EXERCISE BRIEF - Your task is to extract every line from the material below exactly.

DATA FOR THE TASK -
──────────────────────────────

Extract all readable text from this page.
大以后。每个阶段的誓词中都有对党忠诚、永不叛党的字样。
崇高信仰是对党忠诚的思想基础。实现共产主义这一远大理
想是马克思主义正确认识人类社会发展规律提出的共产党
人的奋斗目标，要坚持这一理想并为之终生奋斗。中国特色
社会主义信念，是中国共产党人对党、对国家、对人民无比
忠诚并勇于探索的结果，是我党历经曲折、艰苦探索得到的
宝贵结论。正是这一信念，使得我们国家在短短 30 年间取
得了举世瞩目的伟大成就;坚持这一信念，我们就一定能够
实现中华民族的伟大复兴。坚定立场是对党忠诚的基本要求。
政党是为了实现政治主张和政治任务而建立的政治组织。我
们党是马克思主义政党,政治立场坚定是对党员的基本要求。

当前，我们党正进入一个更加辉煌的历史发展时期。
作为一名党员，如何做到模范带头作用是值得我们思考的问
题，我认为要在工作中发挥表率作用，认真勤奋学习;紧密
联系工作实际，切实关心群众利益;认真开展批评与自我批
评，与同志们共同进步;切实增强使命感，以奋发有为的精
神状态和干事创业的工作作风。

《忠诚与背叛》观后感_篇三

──────────────────────────────

ANSWER IN FULL -
Extract all readable text from this page.
大以后。每个阶段的誓词中都有对党忠诚、永不叛党的字样。
崇高信仰是对党忠诚的思想基础。实现共产主义这一远大理
想是马克思主义正确认识人类社会发展规律提出的共产党
人的奋斗目标，要坚持这一理想并为之终生奋斗。中国特色
社会主义信念，是中国共产党人对党、对国家、对人民无比
忠诚并勇于探索的结果，是我党历经曲折、艰苦探索得到的
宝贵结论。正是这一信念，使得我们国家在短短 30 年间取
得了举世瞩目的伟大成就;坚持这一信念，我们就一定能够
实现中华民族的伟大复兴。坚定立场是对党忠诚的基本要求。
政党是为了实现政治主张和政治任务而建立的政治组织。我
们党是马克思主义政党,政治立场坚定是对党员的基本要求。

当前，我们党正进入一个更加辉煌的历史发展时期。
作为一名党员，如何做到模范带头作用是值得我们思考的问
题，我认为要在工作中发挥表率作用，认真勤奋学习;紧密
联系工作实际，切实关心群众利益;认真开展批评与自我批
评，与同志们共同进步;切实增强使命感，以奋发有为的精
神状态和干事创业的工作作风。

《忠诚与背叛》观后感_篇三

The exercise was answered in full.